[Task requirements]: Gather from the material every line that contains the string "true".

--- Supplied records ---

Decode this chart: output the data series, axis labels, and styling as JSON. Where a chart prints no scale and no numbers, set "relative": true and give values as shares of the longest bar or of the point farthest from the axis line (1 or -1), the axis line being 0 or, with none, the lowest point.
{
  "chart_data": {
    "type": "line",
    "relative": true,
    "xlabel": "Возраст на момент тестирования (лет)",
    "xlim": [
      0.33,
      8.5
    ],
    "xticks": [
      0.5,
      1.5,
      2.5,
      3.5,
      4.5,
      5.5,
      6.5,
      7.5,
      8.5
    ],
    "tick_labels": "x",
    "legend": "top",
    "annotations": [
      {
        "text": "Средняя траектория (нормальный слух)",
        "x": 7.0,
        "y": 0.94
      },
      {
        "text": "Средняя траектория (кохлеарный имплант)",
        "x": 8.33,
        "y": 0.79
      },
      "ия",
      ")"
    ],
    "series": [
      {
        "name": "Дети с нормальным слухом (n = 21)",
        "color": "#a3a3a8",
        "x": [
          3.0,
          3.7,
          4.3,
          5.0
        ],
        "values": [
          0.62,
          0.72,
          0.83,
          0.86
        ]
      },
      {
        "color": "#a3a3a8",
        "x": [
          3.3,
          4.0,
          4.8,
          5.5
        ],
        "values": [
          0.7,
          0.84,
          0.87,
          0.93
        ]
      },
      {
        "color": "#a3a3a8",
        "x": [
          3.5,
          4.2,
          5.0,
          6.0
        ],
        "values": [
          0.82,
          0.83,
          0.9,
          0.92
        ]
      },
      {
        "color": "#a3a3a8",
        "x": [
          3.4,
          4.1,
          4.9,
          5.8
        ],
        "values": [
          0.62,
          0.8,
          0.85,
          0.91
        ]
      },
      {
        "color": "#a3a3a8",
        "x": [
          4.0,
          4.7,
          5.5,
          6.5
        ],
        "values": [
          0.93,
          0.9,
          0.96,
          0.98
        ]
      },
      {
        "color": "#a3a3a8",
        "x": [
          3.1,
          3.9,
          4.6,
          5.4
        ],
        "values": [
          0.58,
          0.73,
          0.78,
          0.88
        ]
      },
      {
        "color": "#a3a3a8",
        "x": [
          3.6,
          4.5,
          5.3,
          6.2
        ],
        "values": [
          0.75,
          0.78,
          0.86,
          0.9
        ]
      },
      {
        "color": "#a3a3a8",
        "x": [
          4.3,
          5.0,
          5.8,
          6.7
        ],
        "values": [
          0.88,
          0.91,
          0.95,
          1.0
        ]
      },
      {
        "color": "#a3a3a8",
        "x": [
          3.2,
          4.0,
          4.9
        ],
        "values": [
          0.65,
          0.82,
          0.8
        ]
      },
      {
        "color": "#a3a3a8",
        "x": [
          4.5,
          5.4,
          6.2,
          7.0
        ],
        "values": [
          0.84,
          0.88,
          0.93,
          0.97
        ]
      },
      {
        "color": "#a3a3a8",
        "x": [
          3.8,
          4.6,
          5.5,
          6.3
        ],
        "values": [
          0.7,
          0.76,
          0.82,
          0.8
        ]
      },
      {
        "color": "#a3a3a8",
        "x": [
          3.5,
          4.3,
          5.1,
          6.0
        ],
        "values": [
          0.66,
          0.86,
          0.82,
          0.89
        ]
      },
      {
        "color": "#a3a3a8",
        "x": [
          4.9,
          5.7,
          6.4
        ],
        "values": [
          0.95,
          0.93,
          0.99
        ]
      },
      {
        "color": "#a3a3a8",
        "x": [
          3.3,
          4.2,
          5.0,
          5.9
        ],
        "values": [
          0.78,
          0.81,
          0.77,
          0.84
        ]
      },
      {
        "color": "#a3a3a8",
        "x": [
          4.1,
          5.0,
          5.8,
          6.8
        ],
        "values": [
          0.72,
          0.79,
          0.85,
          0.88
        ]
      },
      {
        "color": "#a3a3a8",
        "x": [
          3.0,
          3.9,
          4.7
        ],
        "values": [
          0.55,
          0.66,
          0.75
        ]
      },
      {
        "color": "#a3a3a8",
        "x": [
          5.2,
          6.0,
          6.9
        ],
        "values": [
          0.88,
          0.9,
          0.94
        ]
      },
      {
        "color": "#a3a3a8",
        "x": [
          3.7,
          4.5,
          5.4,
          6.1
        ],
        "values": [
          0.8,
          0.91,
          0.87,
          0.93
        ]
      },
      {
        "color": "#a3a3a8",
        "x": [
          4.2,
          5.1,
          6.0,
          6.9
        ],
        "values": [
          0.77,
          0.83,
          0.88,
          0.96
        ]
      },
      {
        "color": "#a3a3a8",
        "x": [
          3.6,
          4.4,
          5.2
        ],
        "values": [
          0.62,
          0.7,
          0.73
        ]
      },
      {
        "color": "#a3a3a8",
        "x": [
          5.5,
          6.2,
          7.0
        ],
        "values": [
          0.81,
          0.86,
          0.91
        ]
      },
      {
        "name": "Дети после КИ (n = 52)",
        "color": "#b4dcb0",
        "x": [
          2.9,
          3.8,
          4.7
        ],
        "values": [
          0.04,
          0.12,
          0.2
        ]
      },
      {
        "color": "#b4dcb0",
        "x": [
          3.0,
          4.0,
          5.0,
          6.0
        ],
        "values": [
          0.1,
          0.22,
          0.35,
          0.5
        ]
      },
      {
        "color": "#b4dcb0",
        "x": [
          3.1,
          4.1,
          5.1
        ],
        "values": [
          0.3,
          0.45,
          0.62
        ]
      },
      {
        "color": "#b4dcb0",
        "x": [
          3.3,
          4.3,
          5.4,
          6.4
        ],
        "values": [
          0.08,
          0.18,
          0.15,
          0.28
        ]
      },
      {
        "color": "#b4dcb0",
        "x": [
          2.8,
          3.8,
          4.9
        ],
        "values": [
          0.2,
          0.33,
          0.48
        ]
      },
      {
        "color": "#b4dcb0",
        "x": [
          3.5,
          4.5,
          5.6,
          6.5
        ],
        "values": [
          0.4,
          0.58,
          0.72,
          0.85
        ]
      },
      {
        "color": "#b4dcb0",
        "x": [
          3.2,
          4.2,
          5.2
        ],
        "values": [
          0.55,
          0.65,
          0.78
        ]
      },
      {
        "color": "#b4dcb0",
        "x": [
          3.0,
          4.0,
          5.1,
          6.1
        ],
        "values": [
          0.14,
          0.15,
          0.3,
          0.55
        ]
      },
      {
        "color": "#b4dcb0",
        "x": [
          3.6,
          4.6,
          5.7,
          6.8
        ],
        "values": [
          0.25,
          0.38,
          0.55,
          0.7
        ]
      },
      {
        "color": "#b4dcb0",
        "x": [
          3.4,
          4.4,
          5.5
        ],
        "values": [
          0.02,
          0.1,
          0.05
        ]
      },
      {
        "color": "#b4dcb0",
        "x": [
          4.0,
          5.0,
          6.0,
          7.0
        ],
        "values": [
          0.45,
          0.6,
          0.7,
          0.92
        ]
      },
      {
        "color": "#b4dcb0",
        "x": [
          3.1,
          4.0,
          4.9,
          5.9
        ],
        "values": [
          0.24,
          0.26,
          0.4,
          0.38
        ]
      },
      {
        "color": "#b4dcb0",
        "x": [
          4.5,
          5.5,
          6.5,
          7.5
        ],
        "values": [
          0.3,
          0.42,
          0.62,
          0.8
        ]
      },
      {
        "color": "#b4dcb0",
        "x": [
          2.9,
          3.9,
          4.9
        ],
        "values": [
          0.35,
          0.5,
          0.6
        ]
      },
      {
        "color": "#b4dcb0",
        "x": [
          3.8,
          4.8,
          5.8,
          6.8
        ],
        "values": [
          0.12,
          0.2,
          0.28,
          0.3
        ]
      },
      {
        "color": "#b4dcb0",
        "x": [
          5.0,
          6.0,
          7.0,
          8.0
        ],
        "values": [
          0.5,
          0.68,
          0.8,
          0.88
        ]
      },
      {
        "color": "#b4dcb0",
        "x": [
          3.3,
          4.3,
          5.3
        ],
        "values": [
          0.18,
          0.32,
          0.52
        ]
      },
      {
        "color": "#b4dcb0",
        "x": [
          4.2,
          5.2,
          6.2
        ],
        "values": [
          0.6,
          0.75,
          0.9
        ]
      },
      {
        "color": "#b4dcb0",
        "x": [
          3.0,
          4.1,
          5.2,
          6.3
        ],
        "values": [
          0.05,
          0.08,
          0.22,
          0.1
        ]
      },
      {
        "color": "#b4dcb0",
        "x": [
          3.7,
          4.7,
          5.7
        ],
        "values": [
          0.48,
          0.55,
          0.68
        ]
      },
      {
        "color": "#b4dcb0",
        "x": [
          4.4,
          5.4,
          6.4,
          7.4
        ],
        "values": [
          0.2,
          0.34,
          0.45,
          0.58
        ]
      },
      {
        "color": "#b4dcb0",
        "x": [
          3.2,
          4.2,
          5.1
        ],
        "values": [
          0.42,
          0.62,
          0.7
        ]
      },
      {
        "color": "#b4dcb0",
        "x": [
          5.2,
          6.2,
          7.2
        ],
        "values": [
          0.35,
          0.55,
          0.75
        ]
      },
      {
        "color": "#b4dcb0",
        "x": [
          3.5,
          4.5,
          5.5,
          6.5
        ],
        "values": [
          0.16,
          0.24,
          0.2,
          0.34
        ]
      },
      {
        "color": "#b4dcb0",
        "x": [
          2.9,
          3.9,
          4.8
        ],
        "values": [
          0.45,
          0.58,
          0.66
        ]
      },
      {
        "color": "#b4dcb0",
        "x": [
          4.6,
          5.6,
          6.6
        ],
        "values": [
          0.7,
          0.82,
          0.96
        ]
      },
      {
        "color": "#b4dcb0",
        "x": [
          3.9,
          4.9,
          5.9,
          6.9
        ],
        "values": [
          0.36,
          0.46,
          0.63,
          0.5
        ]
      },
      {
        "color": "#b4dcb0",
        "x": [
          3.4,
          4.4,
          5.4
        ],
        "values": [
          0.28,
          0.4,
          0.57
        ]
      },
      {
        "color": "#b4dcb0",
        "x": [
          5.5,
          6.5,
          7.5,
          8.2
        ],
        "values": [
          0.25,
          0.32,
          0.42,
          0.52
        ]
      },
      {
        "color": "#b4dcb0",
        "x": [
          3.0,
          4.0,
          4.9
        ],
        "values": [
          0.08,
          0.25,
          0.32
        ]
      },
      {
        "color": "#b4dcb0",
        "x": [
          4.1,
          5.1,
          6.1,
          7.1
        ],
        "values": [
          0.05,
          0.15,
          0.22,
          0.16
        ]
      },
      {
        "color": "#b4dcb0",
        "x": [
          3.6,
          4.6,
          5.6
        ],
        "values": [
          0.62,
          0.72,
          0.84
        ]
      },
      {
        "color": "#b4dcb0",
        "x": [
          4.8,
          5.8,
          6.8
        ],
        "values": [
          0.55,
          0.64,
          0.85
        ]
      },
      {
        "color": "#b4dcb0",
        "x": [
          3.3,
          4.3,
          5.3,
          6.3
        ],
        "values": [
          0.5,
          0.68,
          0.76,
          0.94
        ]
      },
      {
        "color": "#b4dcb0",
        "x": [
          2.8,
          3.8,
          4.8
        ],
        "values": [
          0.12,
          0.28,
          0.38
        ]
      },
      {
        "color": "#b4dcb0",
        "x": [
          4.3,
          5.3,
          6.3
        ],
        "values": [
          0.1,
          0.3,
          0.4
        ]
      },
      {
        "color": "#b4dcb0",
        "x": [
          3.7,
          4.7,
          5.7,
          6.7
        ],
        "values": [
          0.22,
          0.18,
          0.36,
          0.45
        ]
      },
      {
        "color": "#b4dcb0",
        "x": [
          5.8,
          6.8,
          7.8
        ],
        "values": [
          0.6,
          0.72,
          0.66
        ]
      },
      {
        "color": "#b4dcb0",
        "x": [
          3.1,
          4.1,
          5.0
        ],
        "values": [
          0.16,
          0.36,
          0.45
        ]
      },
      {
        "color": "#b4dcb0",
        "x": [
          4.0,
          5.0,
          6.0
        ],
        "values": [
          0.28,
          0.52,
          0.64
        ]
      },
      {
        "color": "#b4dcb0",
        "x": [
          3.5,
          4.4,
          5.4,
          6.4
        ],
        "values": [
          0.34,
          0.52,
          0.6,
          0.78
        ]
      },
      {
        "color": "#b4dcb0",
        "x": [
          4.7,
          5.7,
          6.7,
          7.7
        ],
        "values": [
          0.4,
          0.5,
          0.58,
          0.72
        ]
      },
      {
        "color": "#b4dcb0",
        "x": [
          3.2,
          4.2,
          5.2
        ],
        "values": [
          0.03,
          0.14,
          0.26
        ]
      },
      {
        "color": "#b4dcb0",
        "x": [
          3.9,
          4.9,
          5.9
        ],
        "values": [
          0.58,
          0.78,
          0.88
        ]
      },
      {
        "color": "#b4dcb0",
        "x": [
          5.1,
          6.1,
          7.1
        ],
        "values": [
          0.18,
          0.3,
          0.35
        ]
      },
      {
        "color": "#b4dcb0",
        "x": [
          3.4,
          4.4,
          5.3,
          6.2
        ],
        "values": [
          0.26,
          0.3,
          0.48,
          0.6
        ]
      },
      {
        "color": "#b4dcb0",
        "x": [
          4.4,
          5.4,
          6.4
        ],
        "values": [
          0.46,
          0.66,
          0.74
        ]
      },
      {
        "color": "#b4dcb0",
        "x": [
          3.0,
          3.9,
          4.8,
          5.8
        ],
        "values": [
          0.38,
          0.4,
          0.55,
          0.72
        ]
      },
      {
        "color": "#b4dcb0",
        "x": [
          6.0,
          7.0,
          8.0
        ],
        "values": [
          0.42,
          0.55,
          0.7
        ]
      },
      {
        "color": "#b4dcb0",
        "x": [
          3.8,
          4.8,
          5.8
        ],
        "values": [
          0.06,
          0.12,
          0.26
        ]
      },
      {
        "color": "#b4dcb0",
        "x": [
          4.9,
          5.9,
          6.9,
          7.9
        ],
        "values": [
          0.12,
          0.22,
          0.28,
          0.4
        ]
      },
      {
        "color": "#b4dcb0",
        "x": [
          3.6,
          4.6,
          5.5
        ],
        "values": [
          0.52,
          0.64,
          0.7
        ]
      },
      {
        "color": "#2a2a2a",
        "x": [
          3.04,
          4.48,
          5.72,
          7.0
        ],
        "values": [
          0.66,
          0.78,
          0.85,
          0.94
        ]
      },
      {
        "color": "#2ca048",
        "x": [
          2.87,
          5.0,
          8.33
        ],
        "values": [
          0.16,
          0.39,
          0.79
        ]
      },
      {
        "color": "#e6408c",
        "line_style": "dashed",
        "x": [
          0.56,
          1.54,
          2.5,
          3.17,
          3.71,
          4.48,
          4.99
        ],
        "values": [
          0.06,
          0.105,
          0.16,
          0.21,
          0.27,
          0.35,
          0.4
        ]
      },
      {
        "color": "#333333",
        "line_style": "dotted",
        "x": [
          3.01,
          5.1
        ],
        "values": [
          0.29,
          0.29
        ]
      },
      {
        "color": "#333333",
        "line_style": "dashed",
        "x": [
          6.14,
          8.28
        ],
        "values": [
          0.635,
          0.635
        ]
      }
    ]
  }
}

---

[Response to this exercise]:
Decode this chart: output the data series, axis labels, and styling as JSON. Where a chart prints no scale and no numbers, set "relative": true and give values as shares of the longest bar or of the point farthest from the axis line (1 or -1), the axis line being 0 or, with none, the lowest point.
    "relative": true,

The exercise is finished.